==== The records

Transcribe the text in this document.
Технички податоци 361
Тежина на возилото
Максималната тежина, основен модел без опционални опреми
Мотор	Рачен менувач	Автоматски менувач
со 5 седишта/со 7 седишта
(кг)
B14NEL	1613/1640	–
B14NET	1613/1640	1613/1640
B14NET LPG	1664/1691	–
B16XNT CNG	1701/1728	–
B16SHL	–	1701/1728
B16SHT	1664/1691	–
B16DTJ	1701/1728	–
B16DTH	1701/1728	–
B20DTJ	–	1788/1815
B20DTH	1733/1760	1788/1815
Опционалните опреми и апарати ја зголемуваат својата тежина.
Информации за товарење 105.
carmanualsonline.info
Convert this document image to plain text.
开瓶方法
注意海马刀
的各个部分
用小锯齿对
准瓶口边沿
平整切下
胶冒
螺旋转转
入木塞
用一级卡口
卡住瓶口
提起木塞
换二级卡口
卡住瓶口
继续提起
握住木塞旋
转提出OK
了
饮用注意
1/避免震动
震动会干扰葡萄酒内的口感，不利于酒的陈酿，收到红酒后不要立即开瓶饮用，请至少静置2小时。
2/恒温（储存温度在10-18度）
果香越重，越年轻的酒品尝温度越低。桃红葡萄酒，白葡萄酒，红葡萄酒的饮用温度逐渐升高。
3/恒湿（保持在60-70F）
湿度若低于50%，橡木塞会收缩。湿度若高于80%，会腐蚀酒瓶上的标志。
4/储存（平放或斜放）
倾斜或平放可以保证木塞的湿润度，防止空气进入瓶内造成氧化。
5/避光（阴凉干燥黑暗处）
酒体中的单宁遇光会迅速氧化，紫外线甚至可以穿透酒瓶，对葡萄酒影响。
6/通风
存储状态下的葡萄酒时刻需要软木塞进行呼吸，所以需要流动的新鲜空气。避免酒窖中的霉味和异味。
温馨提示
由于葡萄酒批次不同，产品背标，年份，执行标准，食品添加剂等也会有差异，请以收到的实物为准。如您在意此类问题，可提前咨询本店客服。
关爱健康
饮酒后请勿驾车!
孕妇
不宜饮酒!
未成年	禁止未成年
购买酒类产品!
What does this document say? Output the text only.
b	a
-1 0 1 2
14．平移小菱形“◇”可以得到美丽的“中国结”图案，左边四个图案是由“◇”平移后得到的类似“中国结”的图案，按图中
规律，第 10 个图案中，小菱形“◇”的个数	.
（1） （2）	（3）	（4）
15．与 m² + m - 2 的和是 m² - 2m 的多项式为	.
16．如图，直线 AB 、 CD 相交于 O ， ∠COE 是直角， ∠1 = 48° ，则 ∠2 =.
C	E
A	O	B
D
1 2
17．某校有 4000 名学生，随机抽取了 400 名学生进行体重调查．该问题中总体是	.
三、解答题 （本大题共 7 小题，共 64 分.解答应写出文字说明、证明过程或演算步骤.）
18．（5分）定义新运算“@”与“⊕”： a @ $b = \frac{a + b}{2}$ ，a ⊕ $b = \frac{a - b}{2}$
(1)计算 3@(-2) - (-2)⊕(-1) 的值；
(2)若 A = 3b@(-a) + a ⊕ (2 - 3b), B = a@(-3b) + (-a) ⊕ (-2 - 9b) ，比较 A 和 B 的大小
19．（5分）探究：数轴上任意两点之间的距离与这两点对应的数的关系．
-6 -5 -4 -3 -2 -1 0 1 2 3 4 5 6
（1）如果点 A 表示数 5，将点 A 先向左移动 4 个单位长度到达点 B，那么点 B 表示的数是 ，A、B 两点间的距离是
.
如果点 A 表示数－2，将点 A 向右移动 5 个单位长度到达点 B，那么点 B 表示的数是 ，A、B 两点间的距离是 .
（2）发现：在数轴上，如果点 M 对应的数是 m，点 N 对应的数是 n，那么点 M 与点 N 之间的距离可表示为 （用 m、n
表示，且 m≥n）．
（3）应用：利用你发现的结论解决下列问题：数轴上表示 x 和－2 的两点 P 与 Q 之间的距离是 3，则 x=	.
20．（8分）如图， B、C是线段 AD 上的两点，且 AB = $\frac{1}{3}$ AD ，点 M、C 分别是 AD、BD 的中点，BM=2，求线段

========

# Job
Your task is to give the records above again, exactly.

# Written answer
Transcribe the text in this document.
Технички податоци 361
Тежина на возилото
Максималната тежина, основен модел без опционални опреми
Мотор	Рачен менувач	Автоматски менувач
со 5 седишта/со 7 седишта
(кг)
B14NEL	1613/1640	–
B14NET	1613/1640	1613/1640
B14NET LPG	1664/1691	–
B16XNT CNG	1701/1728	–
B16SHL	–	1701/1728
B16SHT	1664/1691	–
B16DTJ	1701/1728	–
B16DTH	1701/1728	–
B20DTJ	–	1788/1815
B20DTH	1733/1760	1788/1815
Опционалните опреми и апарати ја зголемуваат својата тежина.
Информации за товарење 105.
carmanualsonline.info
Convert this document image to plain text.
开瓶方法
注意海马刀
的各个部分
用小锯齿对
准瓶口边沿
平整切下
胶冒
螺旋转转
入木塞
用一级卡口
卡住瓶口
提起木塞
换二级卡口
卡住瓶口
继续提起
握住木塞旋
转提出OK
了
饮用注意
1/避免震动
震动会干扰葡萄酒内的口感，不利于酒的陈酿，收到红酒后不要立即开瓶饮用，请至少静置2小时。
2/恒温（储存温度在10-18度）
果香越重，越年轻的酒品尝温度越低。桃红葡萄酒，白葡萄酒，红葡萄酒的饮用温度逐渐升高。
3/恒湿（保持在60-70F）
湿度若低于50%，橡木塞会收缩。湿度若高于80%，会腐蚀酒瓶上的标志。
4/储存（平放或斜放）
倾斜或平放可以保证木塞的湿润度，防止空气进入瓶内造成氧化。
5/避光（阴凉干燥黑暗处）
酒体中的单宁遇光会迅速氧化，紫外线甚至可以穿透酒瓶，对葡萄酒影响。
6/通风
存储状态下的葡萄酒时刻需要软木塞进行呼吸，所以需要流动的新鲜空气。避免酒窖中的霉味和异味。
温馨提示
由于葡萄酒批次不同，产品背标，年份，执行标准，食品添加剂等也会有差异，请以收到的实物为准。如您在意此类问题，可提前咨询本店客服。
关爱健康
饮酒后请勿驾车!
孕妇
不宜饮酒!
未成年	禁止未成年
购买酒类产品!
What does this document say? Output the text only.
b	a
-1 0 1 2
14．平移小菱形“◇”可以得到美丽的“中国结”图案，左边四个图案是由“◇”平移后得到的类似“中国结”的图案，按图中
规律，第 10 个图案中，小菱形“◇”的个数	.
（1） （2）	（3）	（4）
15．与 m² + m - 2 的和是 m² - 2m 的多项式为	.
16．如图，直线 AB 、 CD 相交于 O ， ∠COE 是直角， ∠1 = 48° ，则 ∠2 =.
C	E
A	O	B
D
1 2
17．某校有 4000 名学生，随机抽取了 400 名学生进行体重调查．该问题中总体是	.
三、解答题 （本大题共 7 小题，共 64 分.解答应写出文字说明、证明过程或演算步骤.）
18．（5分）定义新运算“@”与“⊕”： a @ $b = \frac{a + b}{2}$ ，a ⊕ $b = \frac{a - b}{2}$
(1)计算 3@(-2) - (-2)⊕(-1) 的值；
(2)若 A = 3b@(-a) + a ⊕ (2 - 3b), B = a@(-3b) + (-a) ⊕ (-2 - 9b) ，比较 A 和 B 的大小
19．（5分）探究：数轴上任意两点之间的距离与这两点对应的数的关系．
-6 -5 -4 -3 -2 -1 0 1 2 3 4 5 6
（1）如果点 A 表示数 5，将点 A 先向左移动 4 个单位长度到达点 B，那么点 B 表示的数是 ，A、B 两点间的距离是
.
如果点 A 表示数－2，将点 A 向右移动 5 个单位长度到达点 B，那么点 B 表示的数是 ，A、B 两点间的距离是 .
（2）发现：在数轴上，如果点 M 对应的数是 m，点 N 对应的数是 n，那么点 M 与点 N 之间的距离可表示为 （用 m、n
表示，且 m≥n）．
（3）应用：利用你发现的结论解决下列问题：数轴上表示 x 和－2 的两点 P 与 Q 之间的距离是 3，则 x=	.
20．（8分）如图， B、C是线段 AD 上的两点，且 AB = $\frac{1}{3}$ AD ，点 M、C 分别是 AD、BD 的中点，BM=2，求线段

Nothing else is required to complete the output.